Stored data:
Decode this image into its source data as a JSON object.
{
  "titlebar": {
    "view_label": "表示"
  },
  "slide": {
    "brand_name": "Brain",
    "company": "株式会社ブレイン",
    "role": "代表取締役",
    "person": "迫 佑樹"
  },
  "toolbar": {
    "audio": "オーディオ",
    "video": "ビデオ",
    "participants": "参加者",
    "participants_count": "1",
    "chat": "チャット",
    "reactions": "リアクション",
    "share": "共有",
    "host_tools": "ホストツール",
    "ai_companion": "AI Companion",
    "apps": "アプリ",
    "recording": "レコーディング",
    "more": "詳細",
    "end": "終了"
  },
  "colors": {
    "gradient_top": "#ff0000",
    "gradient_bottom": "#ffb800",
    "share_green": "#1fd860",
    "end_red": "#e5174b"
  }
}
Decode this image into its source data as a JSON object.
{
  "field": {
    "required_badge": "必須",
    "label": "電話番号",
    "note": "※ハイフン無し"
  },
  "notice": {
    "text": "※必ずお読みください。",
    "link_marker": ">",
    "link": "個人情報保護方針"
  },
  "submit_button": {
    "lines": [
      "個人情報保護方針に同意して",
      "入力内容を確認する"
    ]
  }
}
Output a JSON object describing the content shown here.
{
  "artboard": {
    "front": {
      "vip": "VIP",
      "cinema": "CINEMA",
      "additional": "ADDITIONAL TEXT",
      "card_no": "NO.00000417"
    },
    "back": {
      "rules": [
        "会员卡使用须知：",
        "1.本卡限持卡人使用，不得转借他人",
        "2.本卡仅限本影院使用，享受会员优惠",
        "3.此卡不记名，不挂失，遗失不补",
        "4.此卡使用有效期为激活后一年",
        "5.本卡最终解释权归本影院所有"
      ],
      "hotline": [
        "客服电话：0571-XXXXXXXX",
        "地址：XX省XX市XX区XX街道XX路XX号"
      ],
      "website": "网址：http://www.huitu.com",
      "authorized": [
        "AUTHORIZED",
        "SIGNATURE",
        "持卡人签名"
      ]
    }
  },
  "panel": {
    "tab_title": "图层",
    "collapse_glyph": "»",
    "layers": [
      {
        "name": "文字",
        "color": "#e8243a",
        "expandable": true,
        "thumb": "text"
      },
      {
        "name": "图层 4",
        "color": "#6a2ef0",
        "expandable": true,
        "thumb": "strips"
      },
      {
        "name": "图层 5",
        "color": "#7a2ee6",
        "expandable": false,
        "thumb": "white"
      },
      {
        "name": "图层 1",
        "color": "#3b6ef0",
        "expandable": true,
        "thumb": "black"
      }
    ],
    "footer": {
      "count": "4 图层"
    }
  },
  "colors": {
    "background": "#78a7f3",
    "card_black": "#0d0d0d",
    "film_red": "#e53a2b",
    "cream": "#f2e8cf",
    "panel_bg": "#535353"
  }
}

TASK PROMPT: Return every line of the material exactly.

EXERCISE SOLUTION:
Decode this image into its source data as a JSON object.
{
  "titlebar": {
    "view_label": "表示"
  },
  "slide": {
    "brand_name": "Brain",
    "company": "株式会社ブレイン",
    "role": "代表取締役",
    "person": "迫 佑樹"
  },
  "toolbar": {
    "audio": "オーディオ",
    "video": "ビデオ",
    "participants": "参加者",
    "participants_count": "1",
    "chat": "チャット",
    "reactions": "リアクション",
    "share": "共有",
    "host_tools": "ホストツール",
    "ai_companion": "AI Companion",
    "apps": "アプリ",
    "recording": "レコーディング",
    "more": "詳細",
    "end": "終了"
  },
  "colors": {
    "gradient_top": "#ff0000",
    "gradient_bottom": "#ffb800",
    "share_green": "#1fd860",
    "end_red": "#e5174b"
  }
}
Decode this image into its source data as a JSON object.
{
  "field": {
    "required_badge": "必須",
    "label": "電話番号",
    "note": "※ハイフン無し"
  },
  "notice": {
    "text": "※必ずお読みください。",
    "link_marker": ">",
    "link": "個人情報保護方針"
  },
  "submit_button": {
    "lines": [
      "個人情報保護方針に同意して",
      "入力内容を確認する"
    ]
  }
}
Output a JSON object describing the content shown here.
{
  "artboard": {
    "front": {
      "vip": "VIP",
      "cinema": "CINEMA",
      "additional": "ADDITIONAL TEXT",
      "card_no": "NO.00000417"
    },
    "back": {
      "rules": [
        "会员卡使用须知：",
        "1.本卡限持卡人使用，不得转借他人",
        "2.本卡仅限本影院使用，享受会员优惠",
        "3.此卡不记名，不挂失，遗失不补",
        "4.此卡使用有效期为激活后一年",
        "5.本卡最终解释权归本影院所有"
      ],
      "hotline": [
        "客服电话：0571-XXXXXXXX",
        "地址：XX省XX市XX区XX街道XX路XX号"
      ],
      "website": "网址：http://www.huitu.com",
      "authorized": [
        "AUTHORIZED",
        "SIGNATURE",
        "持卡人签名"
      ]
    }
  },
  "panel": {
    "tab_title": "图层",
    "collapse_glyph": "»",
    "layers": [
      {
        "name": "文字",
        "color": "#e8243a",
        "expandable": true,
        "thumb": "text"
      },
      {
        "name": "图层 4",
        "color": "#6a2ef0",
        "expandable": true,
        "thumb": "strips"
      },
      {
        "name": "图层 5",
        "color": "#7a2ee6",
        "expandable": false,
        "thumb": "white"
      },
      {
        "name": "图层 1",
        "color": "#3b6ef0",
        "expandable": true,
        "thumb": "black"
      }
    ],
    "footer": {
      "count": "4 图层"
    }
  },
  "colors": {
    "background": "#78a7f3",
    "card_black": "#0d0d0d",
    "film_red": "#e53a2b",
    "cream": "#f2e8cf",
    "panel_bg": "#535353"
  }
}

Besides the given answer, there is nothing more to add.